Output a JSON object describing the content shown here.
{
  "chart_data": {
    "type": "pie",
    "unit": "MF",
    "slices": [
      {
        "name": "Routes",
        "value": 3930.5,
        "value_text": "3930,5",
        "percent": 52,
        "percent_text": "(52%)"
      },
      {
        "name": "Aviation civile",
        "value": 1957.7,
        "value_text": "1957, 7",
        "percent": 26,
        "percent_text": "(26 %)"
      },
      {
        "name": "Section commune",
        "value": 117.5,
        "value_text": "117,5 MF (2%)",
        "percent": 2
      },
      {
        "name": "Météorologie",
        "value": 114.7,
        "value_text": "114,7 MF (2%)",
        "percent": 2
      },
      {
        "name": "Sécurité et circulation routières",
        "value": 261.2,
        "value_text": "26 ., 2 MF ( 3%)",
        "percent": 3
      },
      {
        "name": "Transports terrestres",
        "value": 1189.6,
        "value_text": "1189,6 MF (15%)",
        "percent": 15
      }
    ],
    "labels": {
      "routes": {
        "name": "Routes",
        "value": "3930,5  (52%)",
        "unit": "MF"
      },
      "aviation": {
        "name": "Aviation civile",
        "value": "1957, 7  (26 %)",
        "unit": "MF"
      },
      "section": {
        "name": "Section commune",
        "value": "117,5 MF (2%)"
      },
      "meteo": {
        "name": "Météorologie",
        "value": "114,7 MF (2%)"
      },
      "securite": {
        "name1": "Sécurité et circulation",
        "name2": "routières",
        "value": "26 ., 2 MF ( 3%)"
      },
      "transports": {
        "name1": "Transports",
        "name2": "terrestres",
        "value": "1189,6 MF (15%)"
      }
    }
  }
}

────────────────────

- **Given problem**: Scan the material above. Copy each line where "circulation" occurs.

- **Result below**:
        "name": "Sécurité et circulation routières",
        "name1": "Sécurité et circulation",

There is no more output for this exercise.